## [Work instruction]
In the entries that follow, count each line containing "esteem" and state the total, nothing more.

.....

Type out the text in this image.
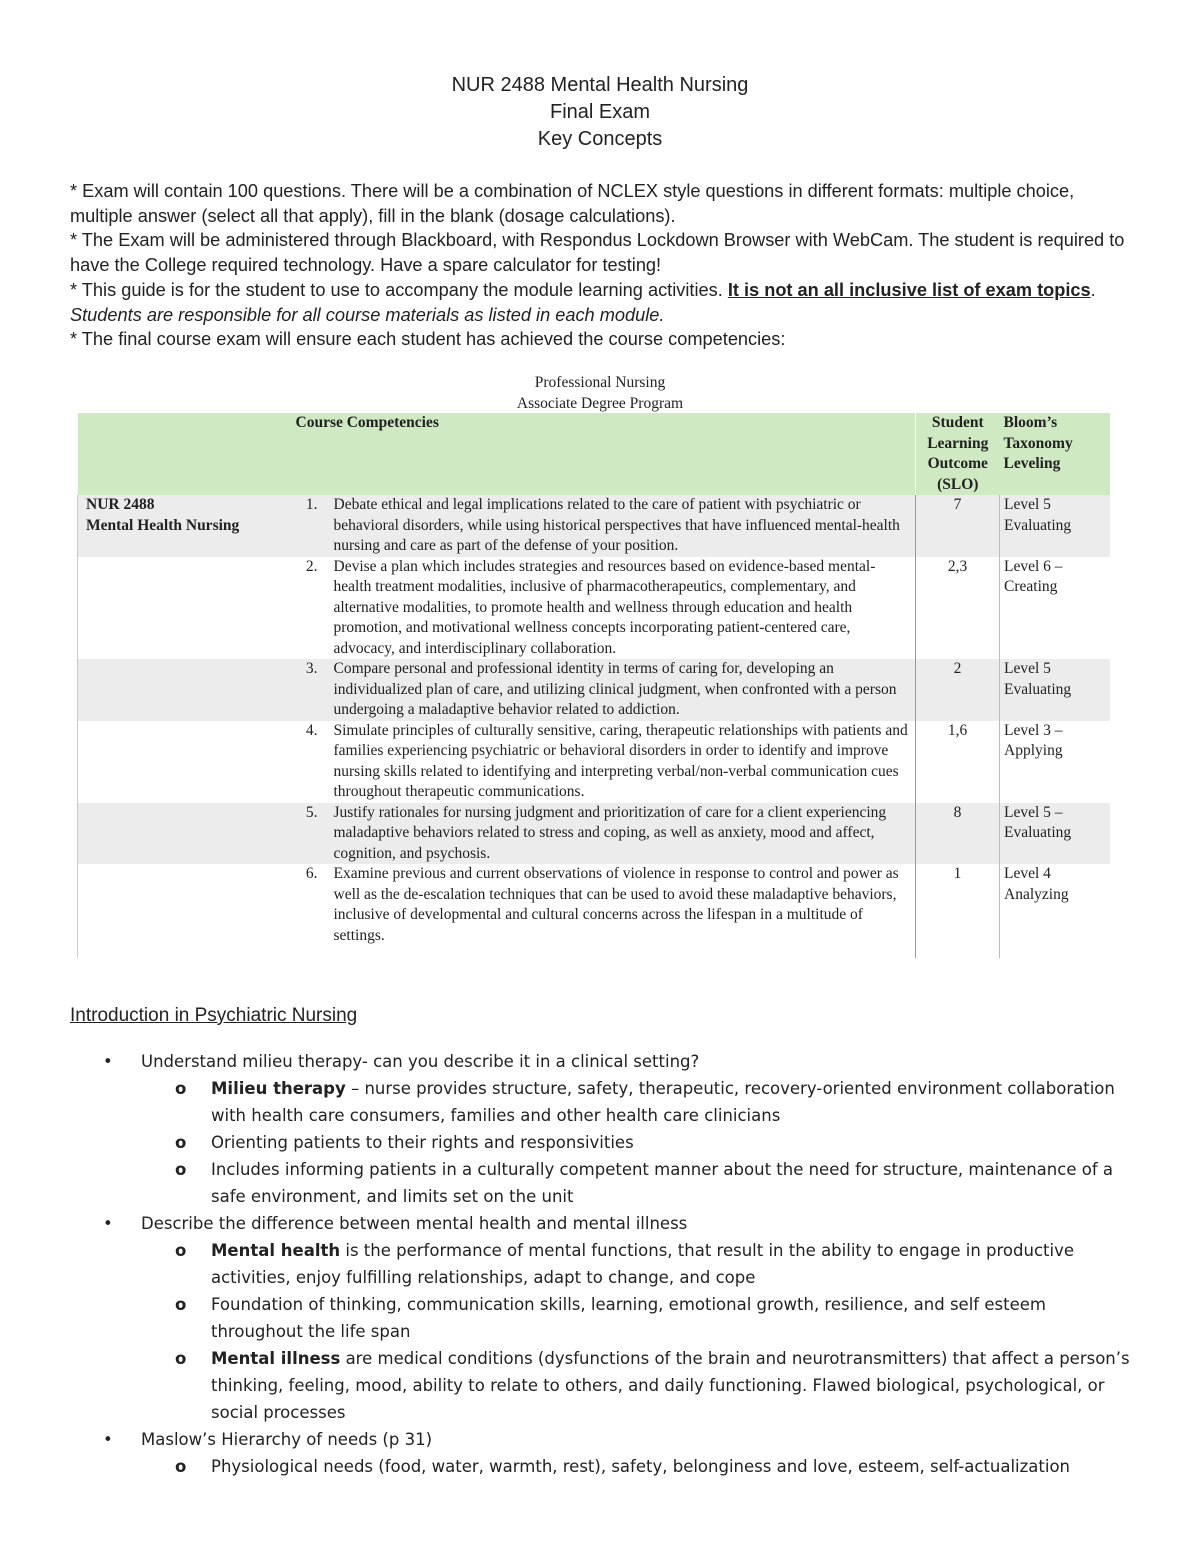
NUR 2488 Mental Health Nursing
Final Exam
Key Concepts

* Exam will contain 100 questions. There will be a combination of NCLEX style questions in different formats: multiple choice, multiple answer (select all that apply), fill in the blank (dosage calculations).

* The Exam will be administered through Blackboard, with Respondus Lockdown Browser with WebCam. The student is required to have the College required technology. Have a spare calculator for testing!

* This guide is for the student to use to accompany the module learning activities. It is not an all inclusive list of exam topics. Students are responsible for all course materials as listed in each module.

* The final course exam will ensure each student has achieved the course competencies:

Professional Nursing
Associate Degree Program
	Course Competencies		Student Learning Outcome (SLO)	Bloom’s Taxonomy Leveling

NUR 2488
Mental Health Nursing	1.	Debate ethical and legal implications related to the care of patient with psychiatric or behavioral disorders, while using historical perspectives that have influenced mental-health nursing and care as part of the defense of your position.	7	Level 5 Evaluating
	2.	Devise a plan which includes strategies and resources based on evidence-based mental-health treatment modalities, inclusive of pharmacotherapeutics, complementary, and alternative modalities, to promote health and wellness through education and health promotion, and motivational wellness concepts incorporating patient-centered care, advocacy, and interdisciplinary collaboration.	2,3	Level 6 – Creating
	3.	Compare personal and professional identity in terms of caring for, developing an individualized plan of care, and utilizing clinical judgment, when confronted with a person undergoing a maladaptive behavior related to addiction.	2	Level 5 Evaluating
	4.	Simulate principles of culturally sensitive, caring, therapeutic relationships with patients and families experiencing psychiatric or behavioral disorders in order to identify and improve nursing skills related to identifying and interpreting verbal/non-verbal communication cues throughout therapeutic communications.	1,6	Level 3 – Applying
	5.	Justify rationales for nursing judgment and prioritization of care for a client experiencing maladaptive behaviors related to stress and coping, as well as anxiety, mood and affect, cognition, and psychosis.	8	Level 5 – Evaluating
	6.	Examine previous and current observations of violence in response to control and power as well as the de-escalation techniques that can be used to avoid these maladaptive behaviors, inclusive of developmental and cultural concerns across the lifespan in a multitude of settings.	1	Level 4 Analyzing
Introduction in Psychiatric Nursing
• Understand milieu therapy- can you describe it in a clinical setting?
o Milieu therapy – nurse provides structure, safety, therapeutic, recovery-oriented environment collaboration with health care consumers, families and other health care clinicians
o Orienting patients to their rights and responsivities
o Includes informing patients in a culturally competent manner about the need for structure, maintenance of a safe environment, and limits set on the unit
• Describe the difference between mental health and mental illness
o Mental health is the performance of mental functions, that result in the ability to engage in productive activities, enjoy fulfilling relationships, adapt to change, and cope
o Foundation of thinking, communication skills, learning, emotional growth, resilience, and self esteem throughout the life span
o Mental illness are medical conditions (dysfunctions of the brain and neurotransmitters) that affect a person’s thinking, feeling, mood, ability to relate to others, and daily functioning. Flawed biological, psychological, or social processes
• Maslow’s Hierarchy of needs (p 31)
o Physiological needs (food, water, warmth, rest), safety, belonginess and love, esteem, self-actualization
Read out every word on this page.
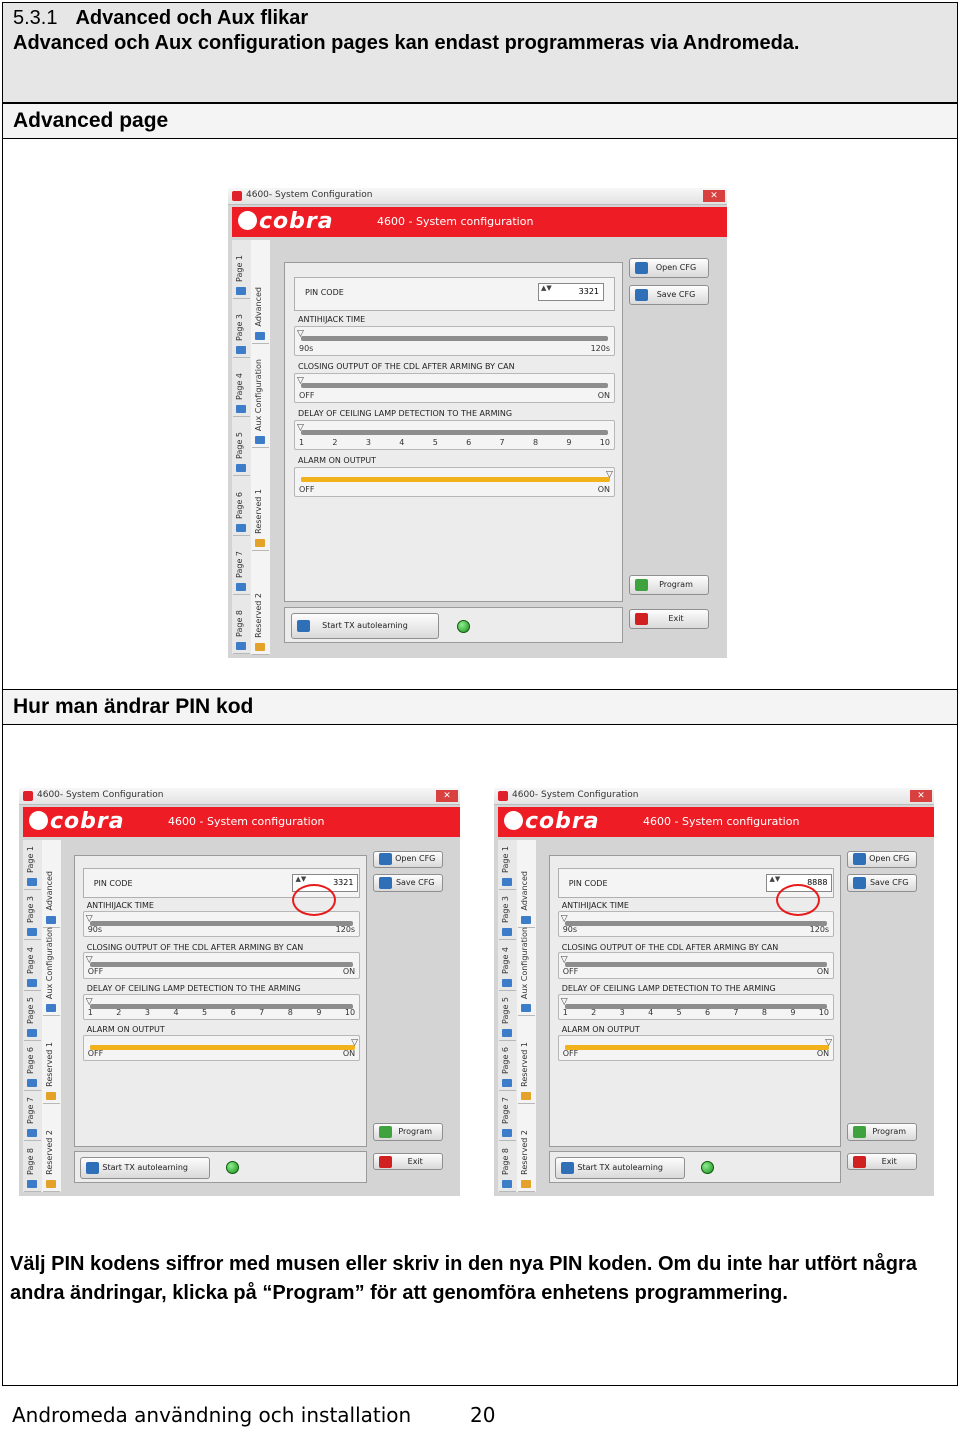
5.3.1 Advanced och Aux flikar
Advanced och Aux configuration pages kan endast programmeras via Andromeda.
Advanced page
Hur man ändrar PIN kod
4600- System Configuration	✕
cobra	4600 - System configuration
Page 1
Page 3
Page 4
Page 5
Page 6
Page 7
Page 8
Advanced
Aux Configuration
Reserved 1
Reserved 2
PIN CODE	▲▼	3321
ANTIHIJACK TIME
▽
90s	120s
CLOSING OUTPUT OF THE CDL AFTER ARMING BY CAN
▽
OFF	ON
DELAY OF CEILING LAMP DETECTION TO THE ARMING
▽
1	2	3	4	5	6	7	8	9	10
ALARM ON OUTPUT
▽
OFF	ON
Start TX autolearning
Open CFG
Save CFG
Program
Exit
4600- System Configuration	✕
cobra	4600 - System configuration
Page 1
Page 3
Page 4
Page 5
Page 6
Page 7
Page 8
Advanced
Aux Configuration
Reserved 1
Reserved 2
PIN CODE	▲▼	3321
ANTIHIJACK TIME
▽
90s	120s
CLOSING OUTPUT OF THE CDL AFTER ARMING BY CAN
▽
OFF	ON
DELAY OF CEILING LAMP DETECTION TO THE ARMING
▽
1	2	3	4	5	6	7	8	9	10
ALARM ON OUTPUT
▽
OFF	ON
Start TX autolearning
Open CFG
Save CFG
Program
Exit
4600- System Configuration	✕
cobra	4600 - System configuration
Page 1
Page 3
Page 4
Page 5
Page 6
Page 7
Page 8
Advanced
Aux Configuration
Reserved 1
Reserved 2
PIN CODE	▲▼	8888
ANTIHIJACK TIME
▽
90s	120s
CLOSING OUTPUT OF THE CDL AFTER ARMING BY CAN
▽
OFF	ON
DELAY OF CEILING LAMP DETECTION TO THE ARMING
▽
1	2	3	4	5	6	7	8	9	10
ALARM ON OUTPUT
▽
OFF	ON
Start TX autolearning
Open CFG
Save CFG
Program
Exit
Välj PIN kodens siffror med musen eller skriv in den nya PIN koden. Om du inte har utfört några andra ändringar, klicka på “Program” för att genomföra enhetens programmering.
Andromeda användning och installation	20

.....

## [Solution to this exercise]
2